[Begin Document]

Skip to main content

Interactive machine learning supervision.

Project description

Superintendent

Build Status PyPI version License: MIT Binder


This package is designed to provide a ipywidget-based interactive labelling tool for your data.

Installation

pip install superintendent

If you want to also use the keyboard shortcuts for labelling faster, you will also have to enable the ipyevents jupyter extension:

jupyter nbextension enable --py --sys-prefix ipyevents

Side note:

For these examples, you will also need to install the following packages:

pip install requests bs4 wordcloud

These are not required for superintendent itself, so they won't be installed when you install superintendent.

Run on Binder

You can run the use cases interactively online using mybinder.org here

Use case 1: Labelling individual data points

Let's assume we have a text dataset that contains some labelled sentences and some unlabelled sentences. For example, we could get the headlines for a bunch of UK news websites (the code for this comes from the github project compare-headlines by isobelweinberg):

import requests
from bs4 import BeautifulSoup
import datetime

headlines = []
labels = []

r = requests.get('https://www.theguardian.com/uk').text #get html
soup = BeautifulSoup(r, 'html5lib') #run html through beautiful soup
headlines += [headline.text for headline in
              soup.find_all('span', class_='js-headline-text')][:10]
labels += ['guardian'] * (len(headlines) - len(labels))

soup = BeautifulSoup(requests.get('http://www.dailymail.co.uk/home/index.html').text, 'html5lib')
headlines += [headline.text.replace('\n', '').replace('\xa0', '').strip()
              for headline in soup.find_all(class_="linkro-darkred")][:10]
labels += ['daily mail'] * (len(headlines) - len(labels))

Now let's assume that instead of wanting to know about the source of the article, we actually want to know about how professional the headline is. But we don't have labels for the two! We can use superintendent to start creating some. To make sure it's nice and easy on the eyes, we'll also use a custom display function to make the text readable.

from superintendent.semisupervisor import SemiSupervisor
import pandas as pd
from IPython import display

labelling_widget = SemiSupervisor(headlines, labels = [None] * len(headlines),
                                  display_func=lambda txt, n_samples: display.display(display.HTML(txt[0])))

[End Document]

» **Stated goal A**
Answer these questions from the superintendent package description:
(i) Which Jupyter extension has to be enabled to use keyboard shortcuts for labelling?
(ii) Which GitHub project does the headline-collecting code come from, and who created it?
(iii) What property of the headlines does the example want to label instead of their source?
» **Stated goal B**
Translate this sentence from the superintendent package description into Spanish: "These are not required for superintendent itself, so they won't be installed when you install superintendent."
» **Stated goal C**
Write the next part of the superintendent package description, picking up after its final line.
The data can be ignored.

[Begin Given data]

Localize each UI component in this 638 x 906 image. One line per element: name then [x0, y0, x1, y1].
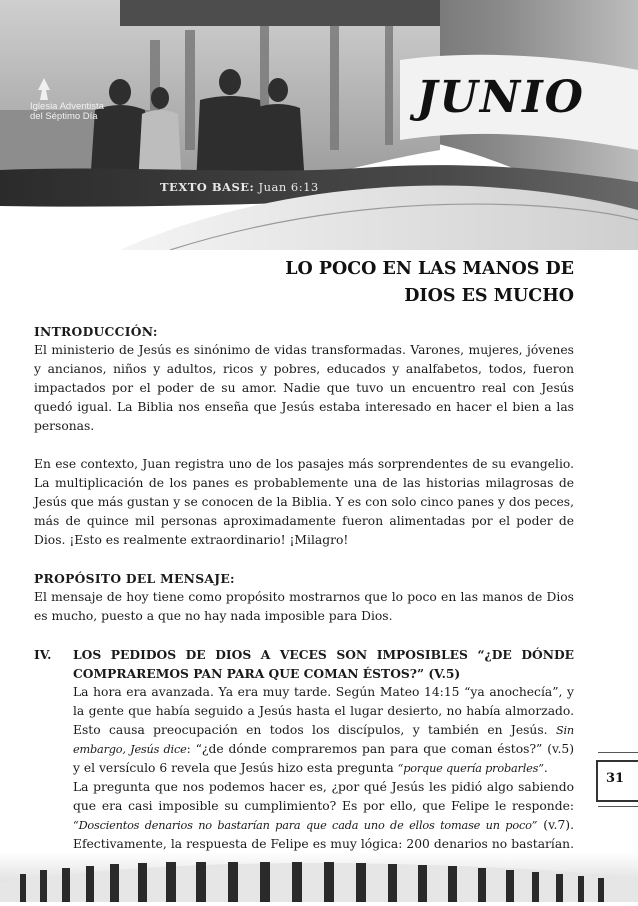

[End Given data]

» **Written response A**
(i) The ipyevents extension.
(ii) The compare-headlines project, by isobelweinberg.
(iii) How professional the headline is.

» **Written response B**
No son necesarios para superintendent en sí, por lo que no se instalarán cuando instale superintendent.

» **Written response C**
labelling_widget.annotate(options=['professional', 'not professional'])
labelling_widget.new_labels

Use case 2: Labelling clusters

Another common task is labelling clusters of points. Let's say, for example, that we've k-means-clustered the above data and assigned one of

from superintendent.clustersupervisor import ClusterSupervisor
import numpy as np
labelling_widget = ClusterSupervisor(headlines, np.random.choice([1, 2, 3], size=len(headlines)))
labelling_widget.annotate(chunk_size=30)

Again, we can get the labels from the object itself:

labelling_widget.new_labels

We can also get the cluster index -> cluster labels mapping.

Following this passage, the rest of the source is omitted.